→ TEXT SEGMENT
****************

Employee advocacy is a lot like brand advocacy. It happens when your employees love where they work and willingly shout about it. Let's say you found a new café that served the best coffee you'd ever had. You'd tell your friends about it, write a review online, and go there regularly, right?

Updated 12th August 2023

This is an example of consumer advocacy. But advocacy isn't just for consumers. A business' employees have the potential to be some of its biggest, most influential advocates. Telling all who will listen how great their employer is and how good their product, service, or solution is.

What do we mean by employee advocacy?

Employee advocacy is when your people willingly and organically promote your organisation. It goes far beyond telling your staff to like all of the business's social posts. 

Genuine employee advocacy stems from someone's intrinsic emotional attachment to their work. This comes from a two-way relationship between employer and employee build on a few central pillars: trust, development, and pride. All help to build better engagement in work.

As a result, highly engaged employees with strongly aligned goals are more likely to be advocates. Employees are also more likely to advocate for workplaces with great support for employee wellbeing. And provide them with a strong social connection with their colleagues.

One reason you can't fake employee advocacy is that it isn't a process. It's an outcome of many complex things. Advocacy is an outcome of our experiences and our outlook on work. So even if press-ganged, employees will show their true colours at some stage if they're not being authentic.  

The benefits of employee advocacy

If employees feel invested in and passionate about their work, it reflects well on whatever service they're providing. Strong employee advocacy will benefit organisations in several ways:

Workplace culture

There's a mutually beneficial overlap between employee advocacy and good workplace culture. Understanding your staff needs and providing emotional support can drive productivity. It builds a brand that employees want to advocate for. When an employee strongly supports the goals of their organisation, it gives them a stake in the company's success. This sense of shared ownership can push people to do their best work. In turn, this grows stronger emotional ties to a business.

****************

→ EXTRACTED INFORMATION

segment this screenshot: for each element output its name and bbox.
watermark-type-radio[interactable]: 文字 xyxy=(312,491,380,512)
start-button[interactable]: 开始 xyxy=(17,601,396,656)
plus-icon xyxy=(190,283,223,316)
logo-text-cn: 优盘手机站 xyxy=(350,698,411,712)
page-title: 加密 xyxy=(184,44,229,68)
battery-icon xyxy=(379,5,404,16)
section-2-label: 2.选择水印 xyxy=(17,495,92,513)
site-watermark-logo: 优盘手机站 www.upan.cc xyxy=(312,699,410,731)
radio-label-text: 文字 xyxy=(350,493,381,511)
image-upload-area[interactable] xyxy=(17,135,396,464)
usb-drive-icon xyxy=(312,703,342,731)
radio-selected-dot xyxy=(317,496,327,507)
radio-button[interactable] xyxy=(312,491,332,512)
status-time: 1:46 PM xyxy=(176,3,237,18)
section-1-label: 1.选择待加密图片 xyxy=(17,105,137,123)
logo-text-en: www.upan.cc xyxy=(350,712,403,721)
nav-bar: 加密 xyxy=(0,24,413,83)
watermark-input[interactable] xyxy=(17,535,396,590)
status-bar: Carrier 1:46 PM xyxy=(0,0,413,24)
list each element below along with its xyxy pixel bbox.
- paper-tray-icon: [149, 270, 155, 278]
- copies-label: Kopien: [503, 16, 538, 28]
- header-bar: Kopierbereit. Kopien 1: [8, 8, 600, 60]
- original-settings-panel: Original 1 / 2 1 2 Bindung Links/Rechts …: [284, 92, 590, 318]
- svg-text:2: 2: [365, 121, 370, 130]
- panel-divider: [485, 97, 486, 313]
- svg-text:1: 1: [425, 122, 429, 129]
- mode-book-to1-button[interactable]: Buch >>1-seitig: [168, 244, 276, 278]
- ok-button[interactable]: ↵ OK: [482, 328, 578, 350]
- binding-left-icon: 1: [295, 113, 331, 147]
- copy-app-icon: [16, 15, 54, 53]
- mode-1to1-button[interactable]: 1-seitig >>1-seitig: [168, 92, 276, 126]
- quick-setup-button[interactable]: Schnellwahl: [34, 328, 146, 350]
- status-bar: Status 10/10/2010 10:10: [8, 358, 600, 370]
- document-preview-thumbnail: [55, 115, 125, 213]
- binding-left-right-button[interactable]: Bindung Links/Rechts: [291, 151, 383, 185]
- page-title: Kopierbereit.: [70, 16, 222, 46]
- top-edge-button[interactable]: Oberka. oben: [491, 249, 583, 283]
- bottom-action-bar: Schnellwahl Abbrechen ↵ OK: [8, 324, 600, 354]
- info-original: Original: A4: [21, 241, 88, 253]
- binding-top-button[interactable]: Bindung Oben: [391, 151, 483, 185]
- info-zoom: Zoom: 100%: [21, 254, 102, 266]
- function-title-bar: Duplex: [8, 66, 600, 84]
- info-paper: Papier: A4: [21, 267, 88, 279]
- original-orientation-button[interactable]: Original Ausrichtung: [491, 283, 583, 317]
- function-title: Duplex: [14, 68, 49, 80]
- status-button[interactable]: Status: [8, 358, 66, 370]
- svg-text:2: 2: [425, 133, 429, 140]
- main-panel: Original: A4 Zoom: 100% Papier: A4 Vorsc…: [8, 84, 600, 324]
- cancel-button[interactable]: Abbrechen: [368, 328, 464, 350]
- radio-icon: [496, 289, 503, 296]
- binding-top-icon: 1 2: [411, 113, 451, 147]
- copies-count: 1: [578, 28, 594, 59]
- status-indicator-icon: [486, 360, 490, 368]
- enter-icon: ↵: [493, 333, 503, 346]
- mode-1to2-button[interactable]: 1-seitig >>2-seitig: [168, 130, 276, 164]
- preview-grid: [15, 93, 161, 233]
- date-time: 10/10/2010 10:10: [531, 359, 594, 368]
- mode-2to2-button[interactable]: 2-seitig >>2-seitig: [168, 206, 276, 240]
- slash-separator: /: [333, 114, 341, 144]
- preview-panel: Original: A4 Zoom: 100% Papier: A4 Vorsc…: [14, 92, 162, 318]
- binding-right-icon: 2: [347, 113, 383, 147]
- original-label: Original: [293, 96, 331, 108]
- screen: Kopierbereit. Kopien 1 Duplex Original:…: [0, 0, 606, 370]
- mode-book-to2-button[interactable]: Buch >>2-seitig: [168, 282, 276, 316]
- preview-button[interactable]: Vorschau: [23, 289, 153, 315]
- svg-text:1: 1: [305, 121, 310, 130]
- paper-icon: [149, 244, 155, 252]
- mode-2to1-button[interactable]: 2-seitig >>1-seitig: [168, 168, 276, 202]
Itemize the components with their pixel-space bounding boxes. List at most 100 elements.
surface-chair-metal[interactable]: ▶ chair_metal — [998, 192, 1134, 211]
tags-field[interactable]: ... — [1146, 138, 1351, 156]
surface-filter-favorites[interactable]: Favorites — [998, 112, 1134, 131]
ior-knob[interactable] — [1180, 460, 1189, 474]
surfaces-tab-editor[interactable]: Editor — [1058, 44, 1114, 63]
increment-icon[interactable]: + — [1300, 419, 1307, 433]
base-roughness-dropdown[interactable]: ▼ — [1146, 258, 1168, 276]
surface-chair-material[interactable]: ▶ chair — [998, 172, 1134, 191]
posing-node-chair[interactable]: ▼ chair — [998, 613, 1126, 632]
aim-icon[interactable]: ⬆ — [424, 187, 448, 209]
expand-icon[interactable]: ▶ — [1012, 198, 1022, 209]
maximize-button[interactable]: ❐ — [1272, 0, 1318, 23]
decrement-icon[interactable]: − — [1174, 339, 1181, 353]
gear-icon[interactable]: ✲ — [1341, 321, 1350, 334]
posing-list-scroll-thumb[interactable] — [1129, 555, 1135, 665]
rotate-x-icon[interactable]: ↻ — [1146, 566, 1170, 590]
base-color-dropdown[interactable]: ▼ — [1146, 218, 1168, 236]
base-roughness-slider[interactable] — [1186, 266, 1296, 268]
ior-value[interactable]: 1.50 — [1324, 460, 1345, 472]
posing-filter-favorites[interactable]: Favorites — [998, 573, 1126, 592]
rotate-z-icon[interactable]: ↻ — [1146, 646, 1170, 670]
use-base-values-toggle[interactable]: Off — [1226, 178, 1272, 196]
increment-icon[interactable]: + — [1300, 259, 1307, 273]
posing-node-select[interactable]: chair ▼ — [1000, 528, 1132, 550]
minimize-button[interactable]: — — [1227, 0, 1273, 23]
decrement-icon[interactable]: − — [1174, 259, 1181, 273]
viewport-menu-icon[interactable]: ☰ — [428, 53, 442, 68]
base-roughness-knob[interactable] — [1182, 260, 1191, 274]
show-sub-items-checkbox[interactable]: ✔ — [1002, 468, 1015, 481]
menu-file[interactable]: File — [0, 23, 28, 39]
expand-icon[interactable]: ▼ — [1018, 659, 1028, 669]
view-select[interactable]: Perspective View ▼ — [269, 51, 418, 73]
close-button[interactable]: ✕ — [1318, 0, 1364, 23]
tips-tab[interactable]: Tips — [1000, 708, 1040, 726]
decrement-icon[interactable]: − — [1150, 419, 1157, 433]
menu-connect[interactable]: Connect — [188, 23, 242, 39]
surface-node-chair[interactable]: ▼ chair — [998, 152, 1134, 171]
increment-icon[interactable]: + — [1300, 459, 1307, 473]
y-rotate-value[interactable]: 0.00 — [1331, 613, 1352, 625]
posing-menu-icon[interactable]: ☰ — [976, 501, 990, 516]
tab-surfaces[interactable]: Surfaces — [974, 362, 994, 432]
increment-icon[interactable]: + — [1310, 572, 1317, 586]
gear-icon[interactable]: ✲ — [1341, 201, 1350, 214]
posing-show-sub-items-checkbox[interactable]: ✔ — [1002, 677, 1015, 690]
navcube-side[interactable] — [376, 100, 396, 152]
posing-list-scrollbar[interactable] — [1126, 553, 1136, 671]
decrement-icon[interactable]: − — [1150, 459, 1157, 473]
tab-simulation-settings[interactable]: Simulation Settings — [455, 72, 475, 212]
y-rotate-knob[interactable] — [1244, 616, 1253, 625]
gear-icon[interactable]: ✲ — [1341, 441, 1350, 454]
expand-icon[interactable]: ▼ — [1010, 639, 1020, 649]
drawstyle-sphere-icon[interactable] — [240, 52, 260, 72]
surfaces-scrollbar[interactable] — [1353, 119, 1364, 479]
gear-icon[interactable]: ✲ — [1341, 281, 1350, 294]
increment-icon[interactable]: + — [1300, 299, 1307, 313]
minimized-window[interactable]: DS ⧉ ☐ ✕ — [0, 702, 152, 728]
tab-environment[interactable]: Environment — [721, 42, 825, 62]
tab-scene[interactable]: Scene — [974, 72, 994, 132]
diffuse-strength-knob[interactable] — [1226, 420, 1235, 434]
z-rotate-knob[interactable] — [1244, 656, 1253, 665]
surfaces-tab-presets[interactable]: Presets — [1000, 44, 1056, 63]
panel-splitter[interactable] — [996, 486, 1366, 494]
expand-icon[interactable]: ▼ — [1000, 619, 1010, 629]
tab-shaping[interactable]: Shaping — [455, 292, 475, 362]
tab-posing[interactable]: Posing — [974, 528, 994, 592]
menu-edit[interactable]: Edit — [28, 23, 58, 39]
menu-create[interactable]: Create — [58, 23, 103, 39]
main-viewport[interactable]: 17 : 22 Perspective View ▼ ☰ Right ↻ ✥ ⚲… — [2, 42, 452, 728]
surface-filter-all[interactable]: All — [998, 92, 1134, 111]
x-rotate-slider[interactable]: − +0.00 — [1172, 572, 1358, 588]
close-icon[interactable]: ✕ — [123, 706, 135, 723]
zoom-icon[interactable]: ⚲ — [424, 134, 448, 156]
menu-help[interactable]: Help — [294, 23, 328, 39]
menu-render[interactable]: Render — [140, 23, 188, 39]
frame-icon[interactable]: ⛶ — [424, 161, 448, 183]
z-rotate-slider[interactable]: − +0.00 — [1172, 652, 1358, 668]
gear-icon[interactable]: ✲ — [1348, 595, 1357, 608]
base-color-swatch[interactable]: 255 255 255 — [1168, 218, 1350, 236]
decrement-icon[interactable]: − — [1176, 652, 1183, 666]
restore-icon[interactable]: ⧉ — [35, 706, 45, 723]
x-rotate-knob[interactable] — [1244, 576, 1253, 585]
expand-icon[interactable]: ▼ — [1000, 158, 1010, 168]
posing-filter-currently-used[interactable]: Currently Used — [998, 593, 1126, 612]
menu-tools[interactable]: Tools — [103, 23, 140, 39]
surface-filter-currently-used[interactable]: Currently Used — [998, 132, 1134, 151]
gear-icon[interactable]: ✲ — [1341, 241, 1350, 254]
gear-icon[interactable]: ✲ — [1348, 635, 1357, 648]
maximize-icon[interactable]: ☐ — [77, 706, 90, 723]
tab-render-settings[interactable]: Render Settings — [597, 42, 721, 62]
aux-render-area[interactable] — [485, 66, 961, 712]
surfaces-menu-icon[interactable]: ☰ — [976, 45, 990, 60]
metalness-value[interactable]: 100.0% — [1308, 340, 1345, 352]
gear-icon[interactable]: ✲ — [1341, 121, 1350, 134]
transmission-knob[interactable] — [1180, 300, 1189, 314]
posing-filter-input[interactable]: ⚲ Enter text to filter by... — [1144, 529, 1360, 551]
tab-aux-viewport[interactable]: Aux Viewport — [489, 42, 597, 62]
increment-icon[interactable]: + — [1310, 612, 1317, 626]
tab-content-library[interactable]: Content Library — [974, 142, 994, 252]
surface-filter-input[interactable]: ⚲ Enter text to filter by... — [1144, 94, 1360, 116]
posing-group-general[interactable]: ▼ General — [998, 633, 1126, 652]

****************

→ INSTRUCTION
Continue the text on employee advocacy, starting right after its final sentence.

→ THE ANSWER
Talent acquisition

Employees are seen as being able to speak authentically about a company's practices due to personal experience. In 2018, the Edelman Trust Barometer found that staff were more trustworthy than companies. This shows how a high level of employee advocacy is essential for maintaining a great company culture. One where top talent might thrive.

Whether you're advocating for your workplace or not, employees have a big influence on the perception of company culture. If they dislike their job or their place of work, it's going to give a negative impression to potential applicants.

Also, if employees do advocate for your company, they will want to land great candidates by sharing job posts with their network. Who knows, their old friend from school may be the perfect person for that role in finance.

Being an ethical business

Since 2018, employers have become the last remaining trusted institution, according to the latest Edelman Trust Barometer. But that doesn't mean you're out of the woods. People are more conscientious than ever. 63% of employees and consumers agree with the statement, "I buy or advocate for brands based on my beliefs and values."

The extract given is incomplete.